--- Start of DATA RECORDS ---

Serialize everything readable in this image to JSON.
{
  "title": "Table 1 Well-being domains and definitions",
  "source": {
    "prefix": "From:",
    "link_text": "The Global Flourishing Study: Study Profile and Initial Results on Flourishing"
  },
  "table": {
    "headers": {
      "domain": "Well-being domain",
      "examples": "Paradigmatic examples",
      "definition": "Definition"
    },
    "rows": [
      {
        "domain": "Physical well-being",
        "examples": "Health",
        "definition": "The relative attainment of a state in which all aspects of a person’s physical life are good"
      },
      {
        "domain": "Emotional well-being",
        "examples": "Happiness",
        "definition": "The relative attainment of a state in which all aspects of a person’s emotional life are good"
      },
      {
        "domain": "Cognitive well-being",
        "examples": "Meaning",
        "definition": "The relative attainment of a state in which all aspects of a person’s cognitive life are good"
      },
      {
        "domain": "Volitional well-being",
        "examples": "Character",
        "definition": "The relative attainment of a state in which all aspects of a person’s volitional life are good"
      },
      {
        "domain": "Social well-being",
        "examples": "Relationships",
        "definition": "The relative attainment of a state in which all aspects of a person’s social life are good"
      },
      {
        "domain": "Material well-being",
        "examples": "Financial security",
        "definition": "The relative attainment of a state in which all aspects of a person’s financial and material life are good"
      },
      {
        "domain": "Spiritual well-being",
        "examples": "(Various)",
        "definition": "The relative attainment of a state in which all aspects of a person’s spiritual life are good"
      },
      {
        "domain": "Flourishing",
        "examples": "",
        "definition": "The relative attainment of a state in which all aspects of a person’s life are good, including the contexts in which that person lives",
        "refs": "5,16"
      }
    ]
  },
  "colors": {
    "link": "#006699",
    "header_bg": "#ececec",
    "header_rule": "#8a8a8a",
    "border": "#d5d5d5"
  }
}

--- End of DATA RECORDS ---
--- Start of DATA RECORDS ---

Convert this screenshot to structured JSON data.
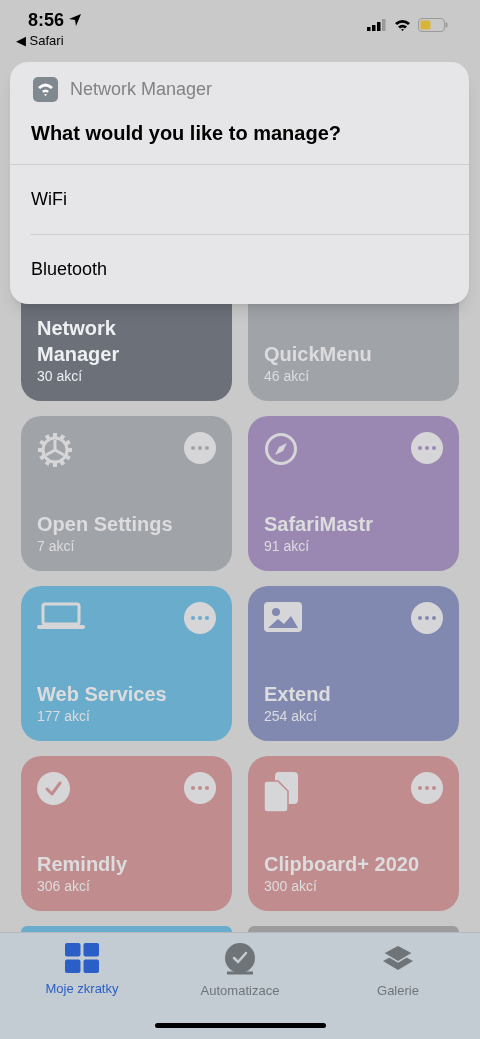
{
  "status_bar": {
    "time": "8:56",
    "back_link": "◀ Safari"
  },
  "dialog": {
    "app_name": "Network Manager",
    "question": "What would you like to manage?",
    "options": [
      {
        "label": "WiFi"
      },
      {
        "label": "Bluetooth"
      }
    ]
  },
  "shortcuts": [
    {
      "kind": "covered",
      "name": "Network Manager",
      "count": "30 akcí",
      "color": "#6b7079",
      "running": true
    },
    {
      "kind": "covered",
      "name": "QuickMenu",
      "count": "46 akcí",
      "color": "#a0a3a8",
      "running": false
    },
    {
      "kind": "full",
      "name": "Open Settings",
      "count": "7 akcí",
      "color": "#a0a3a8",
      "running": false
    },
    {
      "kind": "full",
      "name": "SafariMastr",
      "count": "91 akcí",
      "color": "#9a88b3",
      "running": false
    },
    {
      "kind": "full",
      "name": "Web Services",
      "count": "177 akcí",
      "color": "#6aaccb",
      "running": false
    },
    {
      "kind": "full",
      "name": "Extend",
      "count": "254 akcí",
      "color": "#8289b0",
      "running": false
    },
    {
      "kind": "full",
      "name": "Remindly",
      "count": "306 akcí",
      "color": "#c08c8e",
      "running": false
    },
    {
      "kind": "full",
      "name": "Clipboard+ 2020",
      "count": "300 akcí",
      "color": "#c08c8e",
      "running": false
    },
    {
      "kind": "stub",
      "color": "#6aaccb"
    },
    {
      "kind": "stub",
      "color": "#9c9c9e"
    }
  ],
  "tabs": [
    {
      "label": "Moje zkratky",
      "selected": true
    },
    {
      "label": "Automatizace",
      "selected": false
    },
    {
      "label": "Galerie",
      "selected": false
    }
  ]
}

--- End of DATA RECORDS ---

GIVEN TASK >>
Copy every line above that holds the word "Network".

ANSWER FOR THE TASK >>
    "app_name": "Network Manager",
      "name": "Network Manager",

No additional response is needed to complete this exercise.